Exercise materials ▸
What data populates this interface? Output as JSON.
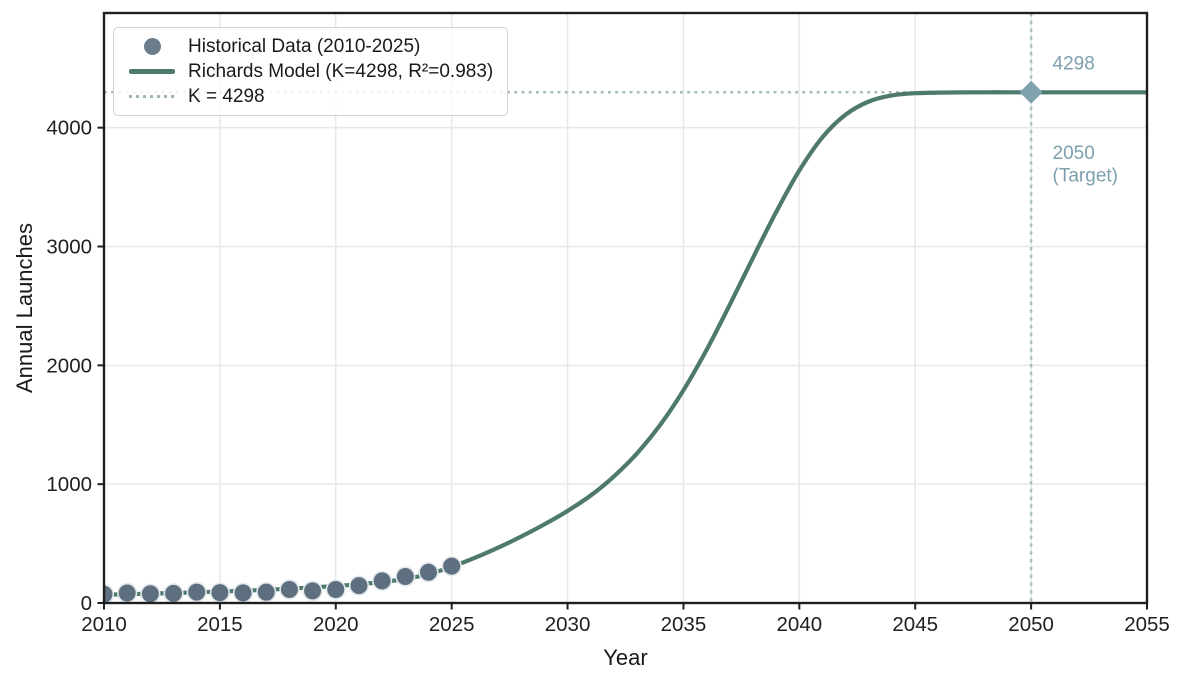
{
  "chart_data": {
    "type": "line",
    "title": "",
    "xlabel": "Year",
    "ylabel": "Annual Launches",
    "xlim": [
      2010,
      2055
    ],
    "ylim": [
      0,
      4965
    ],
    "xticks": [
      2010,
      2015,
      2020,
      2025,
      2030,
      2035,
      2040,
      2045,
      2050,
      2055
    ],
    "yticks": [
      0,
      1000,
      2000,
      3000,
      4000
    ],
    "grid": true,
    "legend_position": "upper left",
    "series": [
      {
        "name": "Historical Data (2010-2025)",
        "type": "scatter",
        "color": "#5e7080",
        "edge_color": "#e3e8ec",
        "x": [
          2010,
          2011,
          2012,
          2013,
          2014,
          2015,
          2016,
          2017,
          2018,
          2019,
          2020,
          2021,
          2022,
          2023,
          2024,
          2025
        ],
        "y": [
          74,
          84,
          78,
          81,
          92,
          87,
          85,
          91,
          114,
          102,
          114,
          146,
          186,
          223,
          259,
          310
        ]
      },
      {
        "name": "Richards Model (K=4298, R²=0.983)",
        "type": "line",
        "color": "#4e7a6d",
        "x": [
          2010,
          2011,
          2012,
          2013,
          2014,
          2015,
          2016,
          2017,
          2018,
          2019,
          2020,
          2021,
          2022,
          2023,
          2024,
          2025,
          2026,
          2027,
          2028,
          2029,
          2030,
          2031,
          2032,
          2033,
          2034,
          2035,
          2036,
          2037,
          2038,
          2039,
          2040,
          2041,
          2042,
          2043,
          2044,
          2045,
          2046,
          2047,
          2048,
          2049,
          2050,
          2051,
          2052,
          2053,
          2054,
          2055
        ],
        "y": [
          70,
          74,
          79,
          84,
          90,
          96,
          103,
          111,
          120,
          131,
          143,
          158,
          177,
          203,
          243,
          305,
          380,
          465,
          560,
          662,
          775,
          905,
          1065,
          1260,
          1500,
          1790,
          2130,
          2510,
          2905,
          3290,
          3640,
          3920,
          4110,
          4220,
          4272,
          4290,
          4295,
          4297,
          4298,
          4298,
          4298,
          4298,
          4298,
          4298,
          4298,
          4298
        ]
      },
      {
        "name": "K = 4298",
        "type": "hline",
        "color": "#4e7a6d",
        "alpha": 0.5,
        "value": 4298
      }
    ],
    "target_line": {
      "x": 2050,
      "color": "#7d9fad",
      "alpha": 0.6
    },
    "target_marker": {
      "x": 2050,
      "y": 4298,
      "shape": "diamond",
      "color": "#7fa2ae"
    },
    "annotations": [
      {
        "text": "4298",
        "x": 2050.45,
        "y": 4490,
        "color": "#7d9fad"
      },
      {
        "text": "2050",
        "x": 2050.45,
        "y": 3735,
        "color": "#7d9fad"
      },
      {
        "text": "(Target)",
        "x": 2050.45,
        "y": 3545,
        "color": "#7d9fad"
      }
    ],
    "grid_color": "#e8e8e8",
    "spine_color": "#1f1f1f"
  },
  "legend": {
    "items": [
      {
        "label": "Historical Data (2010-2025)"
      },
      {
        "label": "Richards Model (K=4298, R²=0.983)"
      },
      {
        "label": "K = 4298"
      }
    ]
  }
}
--
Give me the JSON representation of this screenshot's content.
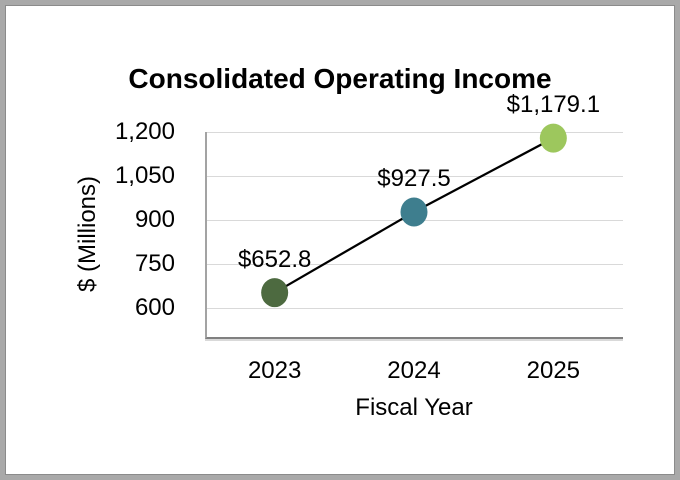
---
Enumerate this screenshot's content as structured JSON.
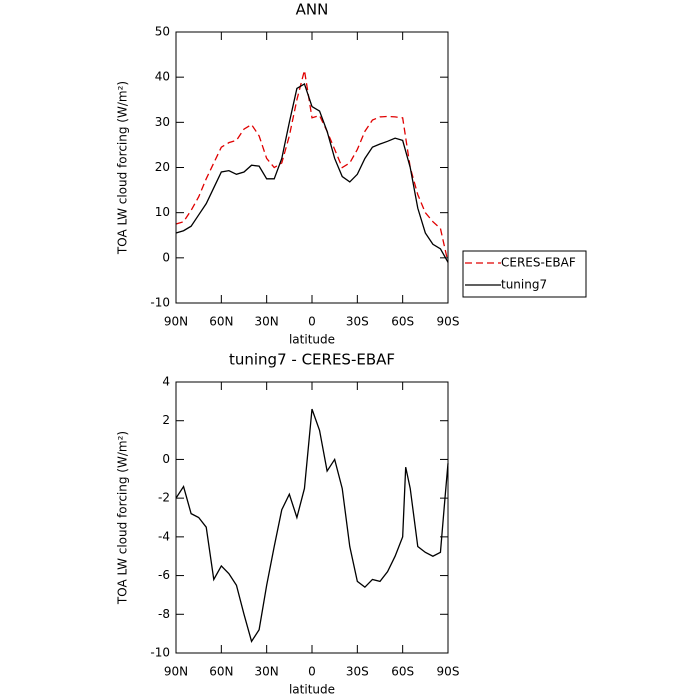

Task requirements ▸
Go through the listing above and locate each line that holds the word "content". Copy those lines.

Right answer ▸
Give me the JSON representation of this screenshot's content.
Enumerate this screenshot's content as structured JSON.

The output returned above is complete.